Instruction: Repeat, exactly and completely, the entries shown underneath.

Input:
╭──
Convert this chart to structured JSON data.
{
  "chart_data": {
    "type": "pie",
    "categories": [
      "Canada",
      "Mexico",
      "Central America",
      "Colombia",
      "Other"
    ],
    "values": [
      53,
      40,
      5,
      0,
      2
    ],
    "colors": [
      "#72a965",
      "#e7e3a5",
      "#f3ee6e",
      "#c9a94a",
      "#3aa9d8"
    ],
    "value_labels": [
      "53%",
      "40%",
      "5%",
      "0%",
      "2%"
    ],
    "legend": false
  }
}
╰──
Expected output:
Convert this chart to structured JSON data.
{
  "chart_data": {
    "type": "pie",
    "categories": [
      "Canada",
      "Mexico",
      "Central America",
      "Colombia",
      "Other"
    ],
    "values": [
      53,
      40,
      5,
      0,
      2
    ],
    "colors": [
      "#72a965",
      "#e7e3a5",
      "#f3ee6e",
      "#c9a94a",
      "#3aa9d8"
    ],
    "value_labels": [
      "53%",
      "40%",
      "5%",
      "0%",
      "2%"
    ],
    "legend": false
  }
}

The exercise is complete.